[Given exercise] Quote the records below in full, exactly as given, with the images taken out.
Start Entries provided
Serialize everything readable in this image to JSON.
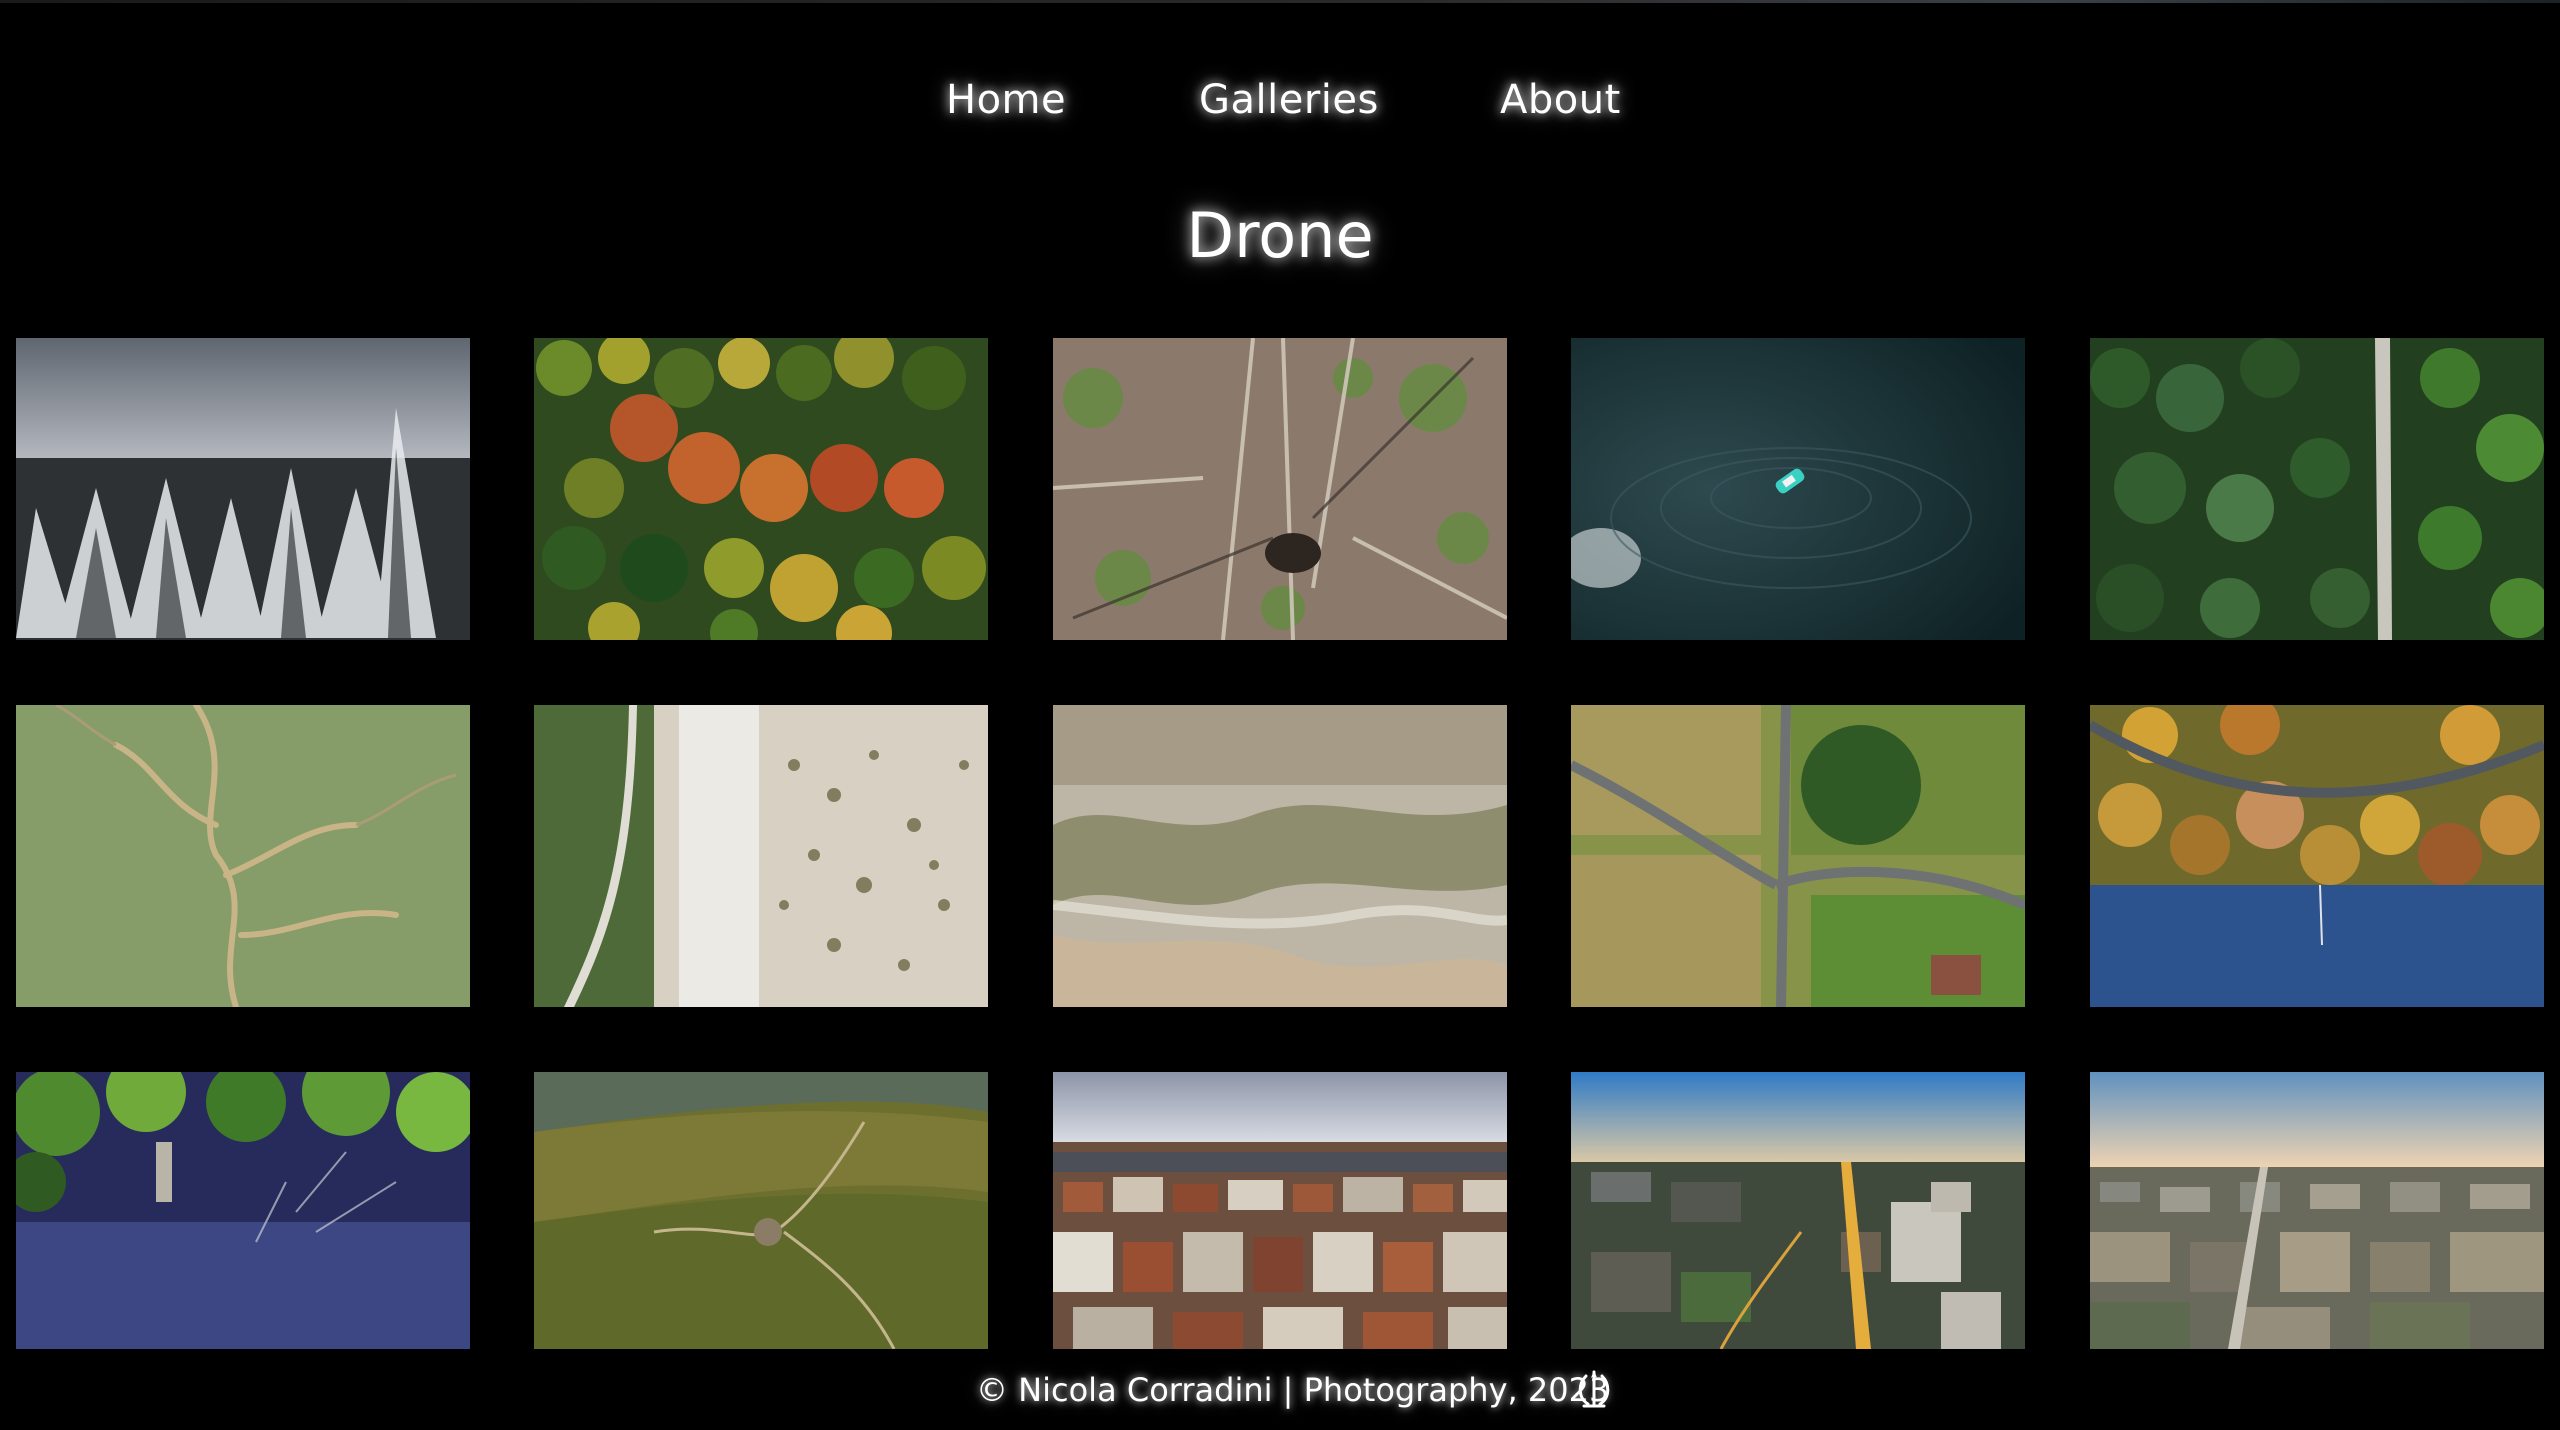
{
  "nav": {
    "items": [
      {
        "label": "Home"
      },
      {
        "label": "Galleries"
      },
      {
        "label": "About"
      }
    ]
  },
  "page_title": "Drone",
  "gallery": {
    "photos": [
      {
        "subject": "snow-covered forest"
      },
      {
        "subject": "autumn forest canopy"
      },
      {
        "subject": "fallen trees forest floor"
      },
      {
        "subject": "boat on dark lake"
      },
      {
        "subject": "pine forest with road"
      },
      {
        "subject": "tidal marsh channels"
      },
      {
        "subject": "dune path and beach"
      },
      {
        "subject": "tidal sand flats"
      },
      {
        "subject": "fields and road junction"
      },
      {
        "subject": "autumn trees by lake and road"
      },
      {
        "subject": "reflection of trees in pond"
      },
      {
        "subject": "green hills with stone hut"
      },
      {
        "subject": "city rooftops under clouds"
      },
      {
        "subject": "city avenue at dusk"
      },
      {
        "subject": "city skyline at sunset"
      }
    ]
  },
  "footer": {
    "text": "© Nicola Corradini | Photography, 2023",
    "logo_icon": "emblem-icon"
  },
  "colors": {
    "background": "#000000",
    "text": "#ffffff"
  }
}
End Entries provided
[Output of the exercise]
Serialize everything readable in this image to JSON.
{
  "nav": {
    "items": [
      {
        "label": "Home"
      },
      {
        "label": "Galleries"
      },
      {
        "label": "About"
      }
    ]
  },
  "page_title": "Drone",
  "gallery": {
    "photos": [
      {
        "subject": "snow-covered forest"
      },
      {
        "subject": "autumn forest canopy"
      },
      {
        "subject": "fallen trees forest floor"
      },
      {
        "subject": "boat on dark lake"
      },
      {
        "subject": "pine forest with road"
      },
      {
        "subject": "tidal marsh channels"
      },
      {
        "subject": "dune path and beach"
      },
      {
        "subject": "tidal sand flats"
      },
      {
        "subject": "fields and road junction"
      },
      {
        "subject": "autumn trees by lake and road"
      },
      {
        "subject": "reflection of trees in pond"
      },
      {
        "subject": "green hills with stone hut"
      },
      {
        "subject": "city rooftops under clouds"
      },
      {
        "subject": "city avenue at dusk"
      },
      {
        "subject": "city skyline at sunset"
      }
    ]
  },
  "footer": {
    "text": "© Nicola Corradini | Photography, 2023",
    "logo_icon": "emblem-icon"
  },
  "colors": {
    "background": "#000000",
    "text": "#ffffff"
  }
}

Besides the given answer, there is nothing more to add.